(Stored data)
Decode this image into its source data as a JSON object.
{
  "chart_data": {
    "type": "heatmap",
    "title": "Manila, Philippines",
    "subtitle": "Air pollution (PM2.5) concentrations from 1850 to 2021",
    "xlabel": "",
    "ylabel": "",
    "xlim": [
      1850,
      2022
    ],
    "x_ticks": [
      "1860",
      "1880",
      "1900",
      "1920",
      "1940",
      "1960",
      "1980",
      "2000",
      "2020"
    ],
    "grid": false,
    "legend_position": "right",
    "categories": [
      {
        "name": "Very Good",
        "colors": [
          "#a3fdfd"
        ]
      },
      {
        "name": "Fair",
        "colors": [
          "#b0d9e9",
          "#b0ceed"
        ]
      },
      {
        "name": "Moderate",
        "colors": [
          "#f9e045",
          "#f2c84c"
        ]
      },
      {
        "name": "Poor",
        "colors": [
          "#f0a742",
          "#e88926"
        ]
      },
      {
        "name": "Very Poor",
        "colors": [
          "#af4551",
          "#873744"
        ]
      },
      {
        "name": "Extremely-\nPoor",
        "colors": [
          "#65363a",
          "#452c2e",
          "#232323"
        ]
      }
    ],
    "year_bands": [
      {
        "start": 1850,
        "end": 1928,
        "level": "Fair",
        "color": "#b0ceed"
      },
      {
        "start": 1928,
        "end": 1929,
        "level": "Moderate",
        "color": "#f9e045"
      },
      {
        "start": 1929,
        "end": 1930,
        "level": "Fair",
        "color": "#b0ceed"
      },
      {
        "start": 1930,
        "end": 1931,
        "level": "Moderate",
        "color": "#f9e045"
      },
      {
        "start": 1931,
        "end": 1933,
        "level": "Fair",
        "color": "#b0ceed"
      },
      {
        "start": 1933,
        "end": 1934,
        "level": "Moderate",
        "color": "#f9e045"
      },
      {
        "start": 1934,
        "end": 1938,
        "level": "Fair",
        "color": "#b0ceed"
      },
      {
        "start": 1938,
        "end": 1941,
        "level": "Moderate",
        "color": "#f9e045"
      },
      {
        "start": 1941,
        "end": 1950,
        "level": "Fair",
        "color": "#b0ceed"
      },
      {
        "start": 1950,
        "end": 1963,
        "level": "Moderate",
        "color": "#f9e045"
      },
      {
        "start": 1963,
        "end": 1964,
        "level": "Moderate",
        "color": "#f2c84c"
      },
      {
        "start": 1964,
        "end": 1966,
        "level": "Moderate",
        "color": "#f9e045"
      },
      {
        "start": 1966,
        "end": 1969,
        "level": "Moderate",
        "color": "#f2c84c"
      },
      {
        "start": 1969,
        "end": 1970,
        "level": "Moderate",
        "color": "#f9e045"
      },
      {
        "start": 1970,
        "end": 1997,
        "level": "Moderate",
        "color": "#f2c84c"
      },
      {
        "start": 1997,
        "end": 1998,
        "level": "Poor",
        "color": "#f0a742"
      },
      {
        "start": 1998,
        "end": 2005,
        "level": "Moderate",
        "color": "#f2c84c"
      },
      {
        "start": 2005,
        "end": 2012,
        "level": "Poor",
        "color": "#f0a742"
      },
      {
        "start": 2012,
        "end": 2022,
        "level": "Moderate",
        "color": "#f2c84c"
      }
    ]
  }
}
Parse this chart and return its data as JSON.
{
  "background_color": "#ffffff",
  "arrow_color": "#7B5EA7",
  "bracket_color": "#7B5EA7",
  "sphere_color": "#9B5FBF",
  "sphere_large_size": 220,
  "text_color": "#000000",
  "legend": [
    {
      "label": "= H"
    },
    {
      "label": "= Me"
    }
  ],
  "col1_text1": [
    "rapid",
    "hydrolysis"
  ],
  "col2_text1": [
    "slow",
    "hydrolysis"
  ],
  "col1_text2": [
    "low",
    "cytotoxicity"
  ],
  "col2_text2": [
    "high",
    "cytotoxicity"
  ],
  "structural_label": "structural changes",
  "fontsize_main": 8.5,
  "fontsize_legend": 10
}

* [The exercise]
Give an exact repetition of all the material.

* [Reply]
Decode this image into its source data as a JSON object.
{
  "chart_data": {
    "type": "heatmap",
    "title": "Manila, Philippines",
    "subtitle": "Air pollution (PM2.5) concentrations from 1850 to 2021",
    "xlabel": "",
    "ylabel": "",
    "xlim": [
      1850,
      2022
    ],
    "x_ticks": [
      "1860",
      "1880",
      "1900",
      "1920",
      "1940",
      "1960",
      "1980",
      "2000",
      "2020"
    ],
    "grid": false,
    "legend_position": "right",
    "categories": [
      {
        "name": "Very Good",
        "colors": [
          "#a3fdfd"
        ]
      },
      {
        "name": "Fair",
        "colors": [
          "#b0d9e9",
          "#b0ceed"
        ]
      },
      {
        "name": "Moderate",
        "colors": [
          "#f9e045",
          "#f2c84c"
        ]
      },
      {
        "name": "Poor",
        "colors": [
          "#f0a742",
          "#e88926"
        ]
      },
      {
        "name": "Very Poor",
        "colors": [
          "#af4551",
          "#873744"
        ]
      },
      {
        "name": "Extremely-\nPoor",
        "colors": [
          "#65363a",
          "#452c2e",
          "#232323"
        ]
      }
    ],
    "year_bands": [
      {
        "start": 1850,
        "end": 1928,
        "level": "Fair",
        "color": "#b0ceed"
      },
      {
        "start": 1928,
        "end": 1929,
        "level": "Moderate",
        "color": "#f9e045"
      },
      {
        "start": 1929,
        "end": 1930,
        "level": "Fair",
        "color": "#b0ceed"
      },
      {
        "start": 1930,
        "end": 1931,
        "level": "Moderate",
        "color": "#f9e045"
      },
      {
        "start": 1931,
        "end": 1933,
        "level": "Fair",
        "color": "#b0ceed"
      },
      {
        "start": 1933,
        "end": 1934,
        "level": "Moderate",
        "color": "#f9e045"
      },
      {
        "start": 1934,
        "end": 1938,
        "level": "Fair",
        "color": "#b0ceed"
      },
      {
        "start": 1938,
        "end": 1941,
        "level": "Moderate",
        "color": "#f9e045"
      },
      {
        "start": 1941,
        "end": 1950,
        "level": "Fair",
        "color": "#b0ceed"
      },
      {
        "start": 1950,
        "end": 1963,
        "level": "Moderate",
        "color": "#f9e045"
      },
      {
        "start": 1963,
        "end": 1964,
        "level": "Moderate",
        "color": "#f2c84c"
      },
      {
        "start": 1964,
        "end": 1966,
        "level": "Moderate",
        "color": "#f9e045"
      },
      {
        "start": 1966,
        "end": 1969,
        "level": "Moderate",
        "color": "#f2c84c"
      },
      {
        "start": 1969,
        "end": 1970,
        "level": "Moderate",
        "color": "#f9e045"
      },
      {
        "start": 1970,
        "end": 1997,
        "level": "Moderate",
        "color": "#f2c84c"
      },
      {
        "start": 1997,
        "end": 1998,
        "level": "Poor",
        "color": "#f0a742"
      },
      {
        "start": 1998,
        "end": 2005,
        "level": "Moderate",
        "color": "#f2c84c"
      },
      {
        "start": 2005,
        "end": 2012,
        "level": "Poor",
        "color": "#f0a742"
      },
      {
        "start": 2012,
        "end": 2022,
        "level": "Moderate",
        "color": "#f2c84c"
      }
    ]
  }
}
Parse this chart and return its data as JSON.
{
  "background_color": "#ffffff",
  "arrow_color": "#7B5EA7",
  "bracket_color": "#7B5EA7",
  "sphere_color": "#9B5FBF",
  "sphere_large_size": 220,
  "text_color": "#000000",
  "legend": [
    {
      "label": "= H"
    },
    {
      "label": "= Me"
    }
  ],
  "col1_text1": [
    "rapid",
    "hydrolysis"
  ],
  "col2_text1": [
    "slow",
    "hydrolysis"
  ],
  "col1_text2": [
    "low",
    "cytotoxicity"
  ],
  "col2_text2": [
    "high",
    "cytotoxicity"
  ],
  "structural_label": "structural changes",
  "fontsize_main": 8.5,
  "fontsize_legend": 10
}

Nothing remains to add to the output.